[Layout element annotations]
----------
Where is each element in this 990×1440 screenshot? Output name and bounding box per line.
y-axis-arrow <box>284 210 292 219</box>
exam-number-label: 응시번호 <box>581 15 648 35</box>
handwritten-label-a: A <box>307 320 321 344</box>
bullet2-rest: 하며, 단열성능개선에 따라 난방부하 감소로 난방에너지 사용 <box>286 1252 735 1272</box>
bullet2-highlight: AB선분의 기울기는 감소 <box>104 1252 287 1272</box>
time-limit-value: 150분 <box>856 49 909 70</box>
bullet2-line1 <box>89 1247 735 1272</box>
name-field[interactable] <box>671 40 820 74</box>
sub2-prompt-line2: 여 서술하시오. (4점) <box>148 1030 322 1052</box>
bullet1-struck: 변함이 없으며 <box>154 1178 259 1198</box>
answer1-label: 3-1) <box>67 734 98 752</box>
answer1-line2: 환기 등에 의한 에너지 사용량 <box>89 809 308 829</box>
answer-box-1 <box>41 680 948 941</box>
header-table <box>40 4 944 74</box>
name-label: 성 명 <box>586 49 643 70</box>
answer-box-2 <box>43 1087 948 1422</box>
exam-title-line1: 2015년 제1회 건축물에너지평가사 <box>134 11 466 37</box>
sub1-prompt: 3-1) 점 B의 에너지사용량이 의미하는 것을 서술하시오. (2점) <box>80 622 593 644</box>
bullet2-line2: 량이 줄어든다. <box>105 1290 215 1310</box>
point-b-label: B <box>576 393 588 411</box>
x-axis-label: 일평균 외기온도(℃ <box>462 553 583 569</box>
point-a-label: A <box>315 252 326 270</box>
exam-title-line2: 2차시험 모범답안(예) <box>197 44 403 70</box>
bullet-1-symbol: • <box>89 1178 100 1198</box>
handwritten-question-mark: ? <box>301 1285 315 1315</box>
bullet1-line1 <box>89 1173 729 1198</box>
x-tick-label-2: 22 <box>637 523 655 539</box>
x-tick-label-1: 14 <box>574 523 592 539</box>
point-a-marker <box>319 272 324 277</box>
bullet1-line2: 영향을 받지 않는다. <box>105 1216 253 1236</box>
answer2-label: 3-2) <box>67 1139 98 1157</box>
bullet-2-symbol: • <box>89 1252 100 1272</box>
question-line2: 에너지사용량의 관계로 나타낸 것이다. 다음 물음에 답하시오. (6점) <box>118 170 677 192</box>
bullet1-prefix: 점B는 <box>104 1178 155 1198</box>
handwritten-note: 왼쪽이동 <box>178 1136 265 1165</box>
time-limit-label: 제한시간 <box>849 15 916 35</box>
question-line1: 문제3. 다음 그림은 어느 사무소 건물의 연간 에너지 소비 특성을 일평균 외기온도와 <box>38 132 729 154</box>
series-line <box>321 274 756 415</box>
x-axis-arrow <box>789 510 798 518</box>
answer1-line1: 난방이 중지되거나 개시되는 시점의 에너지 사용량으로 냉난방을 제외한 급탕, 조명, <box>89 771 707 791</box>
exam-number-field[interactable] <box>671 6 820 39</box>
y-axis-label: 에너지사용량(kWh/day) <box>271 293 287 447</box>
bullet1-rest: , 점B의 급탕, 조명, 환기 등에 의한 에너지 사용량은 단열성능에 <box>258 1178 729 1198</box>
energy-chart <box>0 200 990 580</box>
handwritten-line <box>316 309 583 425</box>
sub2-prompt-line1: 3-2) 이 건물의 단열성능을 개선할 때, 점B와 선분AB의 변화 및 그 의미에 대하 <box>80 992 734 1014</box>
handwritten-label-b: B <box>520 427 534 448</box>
----------
WHAT IS EXPECTED.
Copy out the material above, renaming every "handwritten" as "hand-drawn" and leaving everything else unchanged.

WRITTEN ANSWER.
Where is each element in this 990×1440 screenshot? Output name and bounding box per line.
y-axis-arrow <box>284 210 292 219</box>
exam-number-label: 응시번호 <box>581 15 648 35</box>
hand-drawn-label-a: A <box>307 320 321 344</box>
bullet2-rest: 하며, 단열성능개선에 따라 난방부하 감소로 난방에너지 사용 <box>286 1252 735 1272</box>
bullet2-highlight: AB선분의 기울기는 감소 <box>104 1252 287 1272</box>
time-limit-value: 150분 <box>856 49 909 70</box>
bullet2-line1 <box>89 1247 735 1272</box>
name-field[interactable] <box>671 40 820 74</box>
sub2-prompt-line2: 여 서술하시오. (4점) <box>148 1030 322 1052</box>
bullet1-struck: 변함이 없으며 <box>154 1178 259 1198</box>
answer1-label: 3-1) <box>67 734 98 752</box>
answer1-line2: 환기 등에 의한 에너지 사용량 <box>89 809 308 829</box>
answer-box-1 <box>41 680 948 941</box>
header-table <box>40 4 944 74</box>
name-label: 성 명 <box>586 49 643 70</box>
answer-box-2 <box>43 1087 948 1422</box>
exam-title-line1: 2015년 제1회 건축물에너지평가사 <box>134 11 466 37</box>
sub1-prompt: 3-1) 점 B의 에너지사용량이 의미하는 것을 서술하시오. (2점) <box>80 622 593 644</box>
bullet2-line2: 량이 줄어든다. <box>105 1290 215 1310</box>
point-b-label: B <box>576 393 588 411</box>
x-axis-label: 일평균 외기온도(℃ <box>462 553 583 569</box>
point-a-label: A <box>315 252 326 270</box>
exam-title-line2: 2차시험 모범답안(예) <box>197 44 403 70</box>
bullet-1-symbol: • <box>89 1178 100 1198</box>
hand-drawn-question-mark: ? <box>301 1285 315 1315</box>
bullet1-line1 <box>89 1173 729 1198</box>
x-tick-label-2: 22 <box>637 523 655 539</box>
x-tick-label-1: 14 <box>574 523 592 539</box>
point-a-marker <box>319 272 324 277</box>
bullet1-line2: 영향을 받지 않는다. <box>105 1216 253 1236</box>
answer2-label: 3-2) <box>67 1139 98 1157</box>
bullet-2-symbol: • <box>89 1252 100 1272</box>
question-line2: 에너지사용량의 관계로 나타낸 것이다. 다음 물음에 답하시오. (6점) <box>118 170 677 192</box>
bullet1-prefix: 점B는 <box>104 1178 155 1198</box>
hand-drawn-note: 왼쪽이동 <box>178 1136 265 1165</box>
time-limit-label: 제한시간 <box>849 15 916 35</box>
question-line1: 문제3. 다음 그림은 어느 사무소 건물의 연간 에너지 소비 특성을 일평균 외기온도와 <box>38 132 729 154</box>
series-line <box>321 274 756 415</box>
x-axis-arrow <box>789 510 798 518</box>
answer1-line1: 난방이 중지되거나 개시되는 시점의 에너지 사용량으로 냉난방을 제외한 급탕, 조명, <box>89 771 707 791</box>
exam-number-field[interactable] <box>671 6 820 39</box>
y-axis-label: 에너지사용량(kWh/day) <box>271 293 287 447</box>
bullet1-rest: , 점B의 급탕, 조명, 환기 등에 의한 에너지 사용량은 단열성능에 <box>258 1178 729 1198</box>
energy-chart <box>0 200 990 580</box>
hand-drawn-line <box>316 309 583 425</box>
sub2-prompt-line1: 3-2) 이 건물의 단열성능을 개선할 때, 점B와 선분AB의 변화 및 그 의미에 대하 <box>80 992 734 1014</box>
hand-drawn-label-b: B <box>520 427 534 448</box>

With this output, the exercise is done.